## Task prompt
Only the lines from the one containing "What's the underlying" through the end of the data below should be copied, each exactly as written and with both ends kept.

==== Given data ====

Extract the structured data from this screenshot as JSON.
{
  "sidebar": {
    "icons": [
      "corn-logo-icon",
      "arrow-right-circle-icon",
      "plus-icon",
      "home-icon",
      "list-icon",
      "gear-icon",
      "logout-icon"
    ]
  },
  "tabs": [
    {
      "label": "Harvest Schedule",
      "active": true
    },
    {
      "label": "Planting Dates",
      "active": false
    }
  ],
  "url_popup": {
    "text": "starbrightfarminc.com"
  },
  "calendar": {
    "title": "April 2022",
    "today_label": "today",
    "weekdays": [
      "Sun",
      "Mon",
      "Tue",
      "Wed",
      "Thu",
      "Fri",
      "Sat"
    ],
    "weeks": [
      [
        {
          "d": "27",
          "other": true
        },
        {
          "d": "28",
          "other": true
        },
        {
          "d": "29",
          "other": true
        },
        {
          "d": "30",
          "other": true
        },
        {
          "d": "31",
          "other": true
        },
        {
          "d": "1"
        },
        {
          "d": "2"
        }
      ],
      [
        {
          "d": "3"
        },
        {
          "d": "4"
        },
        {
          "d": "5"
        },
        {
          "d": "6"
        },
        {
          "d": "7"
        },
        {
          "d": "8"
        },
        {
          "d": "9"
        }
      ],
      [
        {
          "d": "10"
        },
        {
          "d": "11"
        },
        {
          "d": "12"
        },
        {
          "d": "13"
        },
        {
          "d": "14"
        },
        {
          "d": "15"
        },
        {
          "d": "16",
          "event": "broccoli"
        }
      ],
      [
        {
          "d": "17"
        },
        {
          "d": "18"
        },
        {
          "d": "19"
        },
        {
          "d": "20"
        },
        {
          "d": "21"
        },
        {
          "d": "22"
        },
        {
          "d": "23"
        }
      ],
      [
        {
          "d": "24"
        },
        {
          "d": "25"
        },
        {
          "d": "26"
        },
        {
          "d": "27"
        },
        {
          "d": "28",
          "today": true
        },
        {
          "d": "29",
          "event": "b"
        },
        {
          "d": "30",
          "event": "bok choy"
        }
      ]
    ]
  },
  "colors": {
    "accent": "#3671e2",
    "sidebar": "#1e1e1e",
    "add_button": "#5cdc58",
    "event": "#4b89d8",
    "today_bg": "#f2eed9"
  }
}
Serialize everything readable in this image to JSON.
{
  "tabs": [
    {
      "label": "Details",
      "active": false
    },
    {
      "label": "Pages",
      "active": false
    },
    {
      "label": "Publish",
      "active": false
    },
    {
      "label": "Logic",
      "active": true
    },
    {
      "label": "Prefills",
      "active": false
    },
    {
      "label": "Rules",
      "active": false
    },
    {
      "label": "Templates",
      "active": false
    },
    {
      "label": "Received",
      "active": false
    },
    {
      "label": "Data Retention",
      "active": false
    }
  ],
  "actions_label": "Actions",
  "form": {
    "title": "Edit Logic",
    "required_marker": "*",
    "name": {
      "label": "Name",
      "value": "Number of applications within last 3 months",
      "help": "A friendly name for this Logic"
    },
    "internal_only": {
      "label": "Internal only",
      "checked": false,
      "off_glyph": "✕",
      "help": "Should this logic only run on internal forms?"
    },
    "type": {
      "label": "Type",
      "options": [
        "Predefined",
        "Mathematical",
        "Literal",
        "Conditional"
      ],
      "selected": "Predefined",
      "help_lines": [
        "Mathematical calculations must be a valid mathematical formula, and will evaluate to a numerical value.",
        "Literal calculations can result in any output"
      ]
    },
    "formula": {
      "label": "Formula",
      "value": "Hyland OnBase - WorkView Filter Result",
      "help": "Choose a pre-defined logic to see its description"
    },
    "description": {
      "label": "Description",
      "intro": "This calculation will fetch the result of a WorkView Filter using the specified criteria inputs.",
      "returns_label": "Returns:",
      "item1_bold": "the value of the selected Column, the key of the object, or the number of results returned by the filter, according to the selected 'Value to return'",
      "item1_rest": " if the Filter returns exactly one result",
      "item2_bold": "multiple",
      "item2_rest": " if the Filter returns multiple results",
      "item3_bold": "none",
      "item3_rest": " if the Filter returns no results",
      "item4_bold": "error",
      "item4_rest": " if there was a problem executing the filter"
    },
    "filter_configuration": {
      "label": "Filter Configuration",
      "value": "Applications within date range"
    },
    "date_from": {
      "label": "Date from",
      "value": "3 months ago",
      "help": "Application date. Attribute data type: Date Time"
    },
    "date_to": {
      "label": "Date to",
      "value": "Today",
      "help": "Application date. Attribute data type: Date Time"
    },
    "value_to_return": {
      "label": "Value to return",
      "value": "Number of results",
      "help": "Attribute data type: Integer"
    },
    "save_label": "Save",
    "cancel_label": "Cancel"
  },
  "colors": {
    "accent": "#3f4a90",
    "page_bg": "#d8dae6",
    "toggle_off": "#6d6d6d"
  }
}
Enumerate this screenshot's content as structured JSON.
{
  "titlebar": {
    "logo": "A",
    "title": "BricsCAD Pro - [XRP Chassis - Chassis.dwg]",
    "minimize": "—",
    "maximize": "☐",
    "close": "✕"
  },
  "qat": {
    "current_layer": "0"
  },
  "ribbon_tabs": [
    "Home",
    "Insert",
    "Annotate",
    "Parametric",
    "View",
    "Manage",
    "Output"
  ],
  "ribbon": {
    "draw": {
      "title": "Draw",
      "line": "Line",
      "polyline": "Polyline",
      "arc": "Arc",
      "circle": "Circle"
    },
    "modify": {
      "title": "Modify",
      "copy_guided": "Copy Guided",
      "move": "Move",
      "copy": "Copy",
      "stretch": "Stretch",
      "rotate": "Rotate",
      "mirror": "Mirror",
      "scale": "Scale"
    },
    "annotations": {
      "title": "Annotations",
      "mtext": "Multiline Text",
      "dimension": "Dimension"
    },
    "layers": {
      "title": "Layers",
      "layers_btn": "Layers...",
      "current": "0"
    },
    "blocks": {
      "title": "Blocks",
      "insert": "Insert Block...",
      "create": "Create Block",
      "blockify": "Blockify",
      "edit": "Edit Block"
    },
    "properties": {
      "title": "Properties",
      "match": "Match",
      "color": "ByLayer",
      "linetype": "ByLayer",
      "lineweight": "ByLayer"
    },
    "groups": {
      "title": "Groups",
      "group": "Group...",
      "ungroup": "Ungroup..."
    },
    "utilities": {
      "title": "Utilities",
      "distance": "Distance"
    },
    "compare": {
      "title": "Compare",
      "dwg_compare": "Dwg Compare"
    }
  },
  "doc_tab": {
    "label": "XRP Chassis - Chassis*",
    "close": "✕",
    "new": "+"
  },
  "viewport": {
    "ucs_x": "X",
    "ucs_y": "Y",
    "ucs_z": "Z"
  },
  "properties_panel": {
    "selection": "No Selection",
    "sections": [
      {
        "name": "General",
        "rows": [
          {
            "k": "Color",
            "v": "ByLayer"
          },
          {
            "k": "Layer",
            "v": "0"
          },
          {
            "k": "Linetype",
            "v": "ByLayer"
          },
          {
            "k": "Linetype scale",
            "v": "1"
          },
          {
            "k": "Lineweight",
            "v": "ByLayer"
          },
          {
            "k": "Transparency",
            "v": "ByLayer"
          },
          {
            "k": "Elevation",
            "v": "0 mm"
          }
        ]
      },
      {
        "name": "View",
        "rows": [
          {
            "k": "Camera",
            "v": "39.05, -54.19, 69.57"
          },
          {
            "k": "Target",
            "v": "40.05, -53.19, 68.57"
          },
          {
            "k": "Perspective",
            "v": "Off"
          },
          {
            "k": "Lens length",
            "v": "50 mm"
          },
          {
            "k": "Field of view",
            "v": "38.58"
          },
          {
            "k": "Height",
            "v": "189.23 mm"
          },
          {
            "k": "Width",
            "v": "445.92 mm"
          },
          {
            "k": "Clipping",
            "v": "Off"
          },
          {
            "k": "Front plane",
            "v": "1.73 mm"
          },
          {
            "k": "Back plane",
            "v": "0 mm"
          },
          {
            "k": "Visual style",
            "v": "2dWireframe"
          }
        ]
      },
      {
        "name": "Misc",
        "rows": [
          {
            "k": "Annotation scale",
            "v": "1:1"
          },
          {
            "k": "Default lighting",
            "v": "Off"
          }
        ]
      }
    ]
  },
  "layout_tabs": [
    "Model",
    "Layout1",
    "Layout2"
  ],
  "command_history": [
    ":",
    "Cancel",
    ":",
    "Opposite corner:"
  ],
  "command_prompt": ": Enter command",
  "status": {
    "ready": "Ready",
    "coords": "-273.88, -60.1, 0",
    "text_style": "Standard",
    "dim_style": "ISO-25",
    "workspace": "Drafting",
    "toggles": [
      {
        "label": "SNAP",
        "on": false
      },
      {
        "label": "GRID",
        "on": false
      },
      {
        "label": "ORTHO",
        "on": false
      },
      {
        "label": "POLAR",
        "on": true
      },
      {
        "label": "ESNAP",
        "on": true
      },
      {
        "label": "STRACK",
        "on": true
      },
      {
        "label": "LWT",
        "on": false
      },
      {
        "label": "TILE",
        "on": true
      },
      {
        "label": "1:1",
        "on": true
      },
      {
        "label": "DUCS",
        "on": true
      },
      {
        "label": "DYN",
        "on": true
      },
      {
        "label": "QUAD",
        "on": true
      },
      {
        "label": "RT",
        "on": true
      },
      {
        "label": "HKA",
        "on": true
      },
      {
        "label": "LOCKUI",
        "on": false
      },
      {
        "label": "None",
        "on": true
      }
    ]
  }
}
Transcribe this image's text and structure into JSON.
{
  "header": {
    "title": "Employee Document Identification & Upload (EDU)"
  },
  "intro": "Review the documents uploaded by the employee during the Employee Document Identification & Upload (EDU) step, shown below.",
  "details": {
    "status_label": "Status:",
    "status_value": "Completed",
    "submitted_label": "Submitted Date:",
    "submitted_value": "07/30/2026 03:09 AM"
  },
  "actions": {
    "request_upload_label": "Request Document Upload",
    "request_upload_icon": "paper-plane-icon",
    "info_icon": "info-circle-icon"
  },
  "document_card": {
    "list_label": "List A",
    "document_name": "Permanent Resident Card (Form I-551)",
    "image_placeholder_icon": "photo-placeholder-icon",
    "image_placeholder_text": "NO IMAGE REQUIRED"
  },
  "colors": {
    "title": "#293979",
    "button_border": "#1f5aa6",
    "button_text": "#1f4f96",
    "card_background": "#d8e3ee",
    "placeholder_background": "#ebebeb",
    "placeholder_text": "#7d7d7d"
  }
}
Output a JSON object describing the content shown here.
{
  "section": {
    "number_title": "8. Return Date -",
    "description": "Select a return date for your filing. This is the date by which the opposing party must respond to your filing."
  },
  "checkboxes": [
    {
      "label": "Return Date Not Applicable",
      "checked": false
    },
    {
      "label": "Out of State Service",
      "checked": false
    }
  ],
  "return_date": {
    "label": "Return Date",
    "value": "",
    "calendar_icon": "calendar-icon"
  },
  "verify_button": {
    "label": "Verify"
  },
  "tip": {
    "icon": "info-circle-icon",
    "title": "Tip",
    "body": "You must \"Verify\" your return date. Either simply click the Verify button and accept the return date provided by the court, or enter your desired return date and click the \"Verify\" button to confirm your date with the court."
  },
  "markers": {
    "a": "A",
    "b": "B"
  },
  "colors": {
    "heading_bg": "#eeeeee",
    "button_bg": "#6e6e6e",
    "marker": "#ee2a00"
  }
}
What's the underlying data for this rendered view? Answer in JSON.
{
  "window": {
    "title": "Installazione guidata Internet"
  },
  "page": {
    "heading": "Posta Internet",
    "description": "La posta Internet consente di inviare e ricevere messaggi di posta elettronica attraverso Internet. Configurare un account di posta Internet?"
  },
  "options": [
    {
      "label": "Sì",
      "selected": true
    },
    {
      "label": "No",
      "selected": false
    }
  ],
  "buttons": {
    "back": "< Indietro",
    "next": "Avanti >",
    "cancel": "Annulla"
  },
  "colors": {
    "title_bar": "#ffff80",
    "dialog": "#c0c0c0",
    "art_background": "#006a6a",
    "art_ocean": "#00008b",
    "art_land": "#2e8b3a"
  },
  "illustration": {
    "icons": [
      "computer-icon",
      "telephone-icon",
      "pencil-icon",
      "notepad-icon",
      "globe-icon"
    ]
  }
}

====

## Expected answer
What's the underlying data for this rendered view? Answer in JSON.
{
  "window": {
    "title": "Installazione guidata Internet"
  },
  "page": {
    "heading": "Posta Internet",
    "description": "La posta Internet consente di inviare e ricevere messaggi di posta elettronica attraverso Internet. Configurare un account di posta Internet?"
  },
  "options": [
    {
      "label": "Sì",
      "selected": true
    },
    {
      "label": "No",
      "selected": false
    }
  ],
  "buttons": {
    "back": "< Indietro",
    "next": "Avanti >",
    "cancel": "Annulla"
  },
  "colors": {
    "title_bar": "#ffff80",
    "dialog": "#c0c0c0",
    "art_background": "#006a6a",
    "art_ocean": "#00008b",
    "art_land": "#2e8b3a"
  },
  "illustration": {
    "icons": [
      "computer-icon",
      "telephone-icon",
      "pencil-icon",
      "notepad-icon",
      "globe-icon"
    ]
  }
}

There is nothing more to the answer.